#### [Written task]
Exactly reproduce the entries, dropping any pictures from your copy.

#### [Available data]
[START]
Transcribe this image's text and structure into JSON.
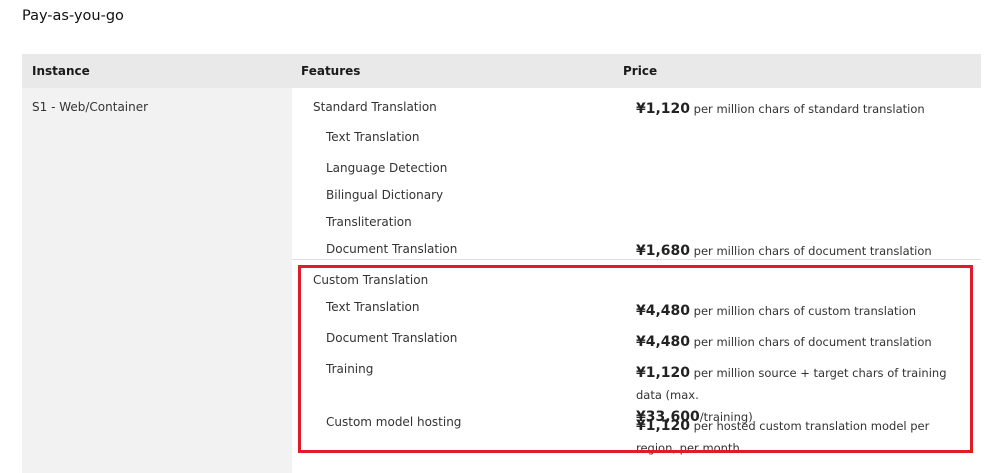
{
  "section_title": "Pay-as-you-go",
  "table": {
    "headers": [
      "Instance",
      "Features",
      "Price"
    ],
    "instance": "S1 - Web/Container",
    "features": {
      "standard_group": "Standard Translation",
      "standard_items": [
        "Text Translation",
        "Language Detection",
        "Bilingual Dictionary",
        "Transliteration",
        "Document Translation"
      ],
      "custom_group": "Custom Translation",
      "custom_items": [
        "Text Translation",
        "Document Translation",
        "Training",
        "Custom model hosting"
      ]
    },
    "prices": {
      "standard_text": {
        "amount": "¥1,120",
        "desc": " per million chars of standard translation"
      },
      "standard_document": {
        "amount": "¥1,680",
        "desc": " per million chars of document translation"
      },
      "custom_text": {
        "amount": "¥4,480",
        "desc": " per million chars of custom translation"
      },
      "custom_document": {
        "amount": "¥4,480",
        "desc": " per million chars of document translation"
      },
      "training": {
        "amount": "¥1,120",
        "desc": " per million source + target chars of training data (max.",
        "amount2": "¥33,600",
        "desc2": "/training)"
      },
      "hosting": {
        "amount": "¥1,120",
        "desc": " per hosted custom translation model per region, per month"
      }
    }
  },
  "highlight_color": "#e11b2a"
}
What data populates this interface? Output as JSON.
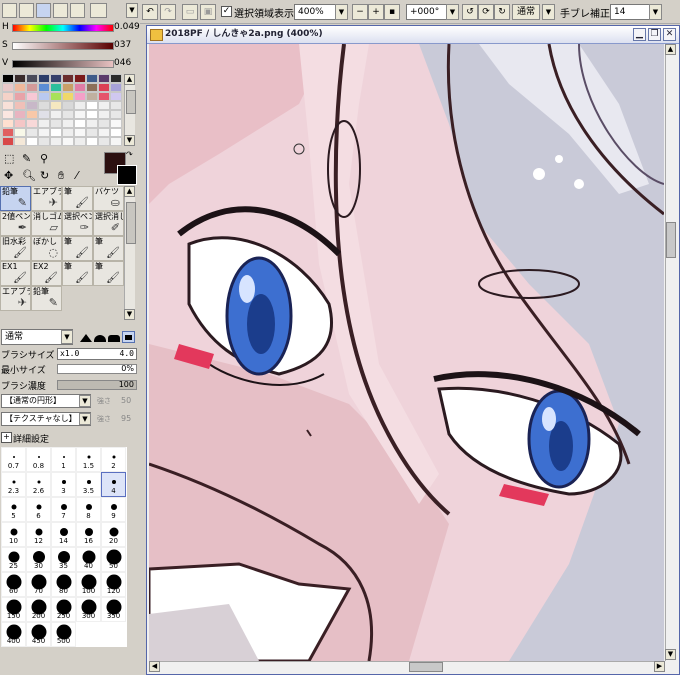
{
  "left_panel": {
    "hsv": [
      {
        "label": "H",
        "value": "0.049"
      },
      {
        "label": "S",
        "value": "037"
      },
      {
        "label": "V",
        "value": "046"
      }
    ],
    "tools": [
      {
        "label": "鉛筆",
        "icon": "pencil-icon",
        "selected": true
      },
      {
        "label": "エアブラシ",
        "icon": "airbrush-icon"
      },
      {
        "label": "筆",
        "icon": "brush-icon"
      },
      {
        "label": "バケツ",
        "icon": "bucket-icon"
      },
      {
        "label": "2値ペン",
        "icon": "binary-pen-icon"
      },
      {
        "label": "消しゴム",
        "icon": "eraser-icon"
      },
      {
        "label": "選択ペン",
        "icon": "select-pen-icon"
      },
      {
        "label": "選択消し",
        "icon": "select-eraser-icon"
      },
      {
        "label": "旧水彩",
        "icon": "old-watercolor-icon"
      },
      {
        "label": "ぼかし",
        "icon": "blur-icon"
      },
      {
        "label": "筆",
        "icon": "brush-icon"
      },
      {
        "label": "筆",
        "icon": "brush-icon"
      },
      {
        "label": "EX1",
        "icon": "brush-icon"
      },
      {
        "label": "EX2",
        "icon": "brush-icon"
      },
      {
        "label": "筆",
        "icon": "brush-icon"
      },
      {
        "label": "筆",
        "icon": "brush-icon"
      },
      {
        "label": "エアブラシ",
        "icon": "airbrush-icon"
      },
      {
        "label": "鉛筆",
        "icon": "pencil-icon"
      }
    ],
    "blend_mode": "通常",
    "brush_size": {
      "label": "ブラシサイズ",
      "multiplier": "x1.0",
      "value": "4.0"
    },
    "min_size": {
      "label": "最小サイズ",
      "value": "0%"
    },
    "density": {
      "label": "ブラシ濃度",
      "value": "100"
    },
    "shape": {
      "value": "【通常の円形】",
      "param_label": "強さ",
      "param_value": "50"
    },
    "texture": {
      "value": "【テクスチャなし】",
      "param_label": "強さ",
      "param_value": "95"
    },
    "advanced_settings": "詳細設定",
    "sizes": [
      "0.7",
      "0.8",
      "1",
      "1.5",
      "2",
      "2.3",
      "2.6",
      "3",
      "3.5",
      "4",
      "5",
      "6",
      "7",
      "8",
      "9",
      "10",
      "12",
      "14",
      "16",
      "20",
      "25",
      "30",
      "35",
      "40",
      "50",
      "60",
      "70",
      "80",
      "100",
      "120",
      "150",
      "200",
      "250",
      "300",
      "350",
      "400",
      "450",
      "500"
    ],
    "selected_size": "4"
  },
  "toolbar": {
    "selection_display_label": "選択領域表示",
    "zoom": "400%",
    "rotation": "+000°",
    "blend": "通常",
    "stabilizer_label": "手ブレ補正",
    "stabilizer_value": "14"
  },
  "document": {
    "title": "2018PF / しんきゃ2a.png (400%)"
  }
}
[END]
#### [Reply]
Transcribe this image's text and structure into JSON.
{
  "section_title": "Pay-as-you-go",
  "table": {
    "headers": [
      "Instance",
      "Features",
      "Price"
    ],
    "instance": "S1 - Web/Container",
    "features": {
      "standard_group": "Standard Translation",
      "standard_items": [
        "Text Translation",
        "Language Detection",
        "Bilingual Dictionary",
        "Transliteration",
        "Document Translation"
      ],
      "custom_group": "Custom Translation",
      "custom_items": [
        "Text Translation",
        "Document Translation",
        "Training",
        "Custom model hosting"
      ]
    },
    "prices": {
      "standard_text": {
        "amount": "¥1,120",
        "desc": " per million chars of standard translation"
      },
      "standard_document": {
        "amount": "¥1,680",
        "desc": " per million chars of document translation"
      },
      "custom_text": {
        "amount": "¥4,480",
        "desc": " per million chars of custom translation"
      },
      "custom_document": {
        "amount": "¥4,480",
        "desc": " per million chars of document translation"
      },
      "training": {
        "amount": "¥1,120",
        "desc": " per million source + target chars of training data (max.",
        "amount2": "¥33,600",
        "desc2": "/training)"
      },
      "hosting": {
        "amount": "¥1,120",
        "desc": " per hosted custom translation model per region, per month"
      }
    }
  },
  "highlight_color": "#e11b2a"
}
What data populates this interface? Output as JSON.
{
  "left_panel": {
    "hsv": [
      {
        "label": "H",
        "value": "0.049"
      },
      {
        "label": "S",
        "value": "037"
      },
      {
        "label": "V",
        "value": "046"
      }
    ],
    "tools": [
      {
        "label": "鉛筆",
        "icon": "pencil-icon",
        "selected": true
      },
      {
        "label": "エアブラシ",
        "icon": "airbrush-icon"
      },
      {
        "label": "筆",
        "icon": "brush-icon"
      },
      {
        "label": "バケツ",
        "icon": "bucket-icon"
      },
      {
        "label": "2値ペン",
        "icon": "binary-pen-icon"
      },
      {
        "label": "消しゴム",
        "icon": "eraser-icon"
      },
      {
        "label": "選択ペン",
        "icon": "select-pen-icon"
      },
      {
        "label": "選択消し",
        "icon": "select-eraser-icon"
      },
      {
        "label": "旧水彩",
        "icon": "old-watercolor-icon"
      },
      {
        "label": "ぼかし",
        "icon": "blur-icon"
      },
      {
        "label": "筆",
        "icon": "brush-icon"
      },
      {
        "label": "筆",
        "icon": "brush-icon"
      },
      {
        "label": "EX1",
        "icon": "brush-icon"
      },
      {
        "label": "EX2",
        "icon": "brush-icon"
      },
      {
        "label": "筆",
        "icon": "brush-icon"
      },
      {
        "label": "筆",
        "icon": "brush-icon"
      },
      {
        "label": "エアブラシ",
        "icon": "airbrush-icon"
      },
      {
        "label": "鉛筆",
        "icon": "pencil-icon"
      }
    ],
    "blend_mode": "通常",
    "brush_size": {
      "label": "ブラシサイズ",
      "multiplier": "x1.0",
      "value": "4.0"
    },
    "min_size": {
      "label": "最小サイズ",
      "value": "0%"
    },
    "density": {
      "label": "ブラシ濃度",
      "value": "100"
    },
    "shape": {
      "value": "【通常の円形】",
      "param_label": "強さ",
      "param_value": "50"
    },
    "texture": {
      "value": "【テクスチャなし】",
      "param_label": "強さ",
      "param_value": "95"
    },
    "advanced_settings": "詳細設定",
    "sizes": [
      "0.7",
      "0.8",
      "1",
      "1.5",
      "2",
      "2.3",
      "2.6",
      "3",
      "3.5",
      "4",
      "5",
      "6",
      "7",
      "8",
      "9",
      "10",
      "12",
      "14",
      "16",
      "20",
      "25",
      "30",
      "35",
      "40",
      "50",
      "60",
      "70",
      "80",
      "100",
      "120",
      "150",
      "200",
      "250",
      "300",
      "350",
      "400",
      "450",
      "500"
    ],
    "selected_size": "4"
  },
  "toolbar": {
    "selection_display_label": "選択領域表示",
    "zoom": "400%",
    "rotation": "+000°",
    "blend": "通常",
    "stabilizer_label": "手ブレ補正",
    "stabilizer_value": "14"
  },
  "document": {
    "title": "2018PF / しんきゃ2a.png (400%)"
  }
}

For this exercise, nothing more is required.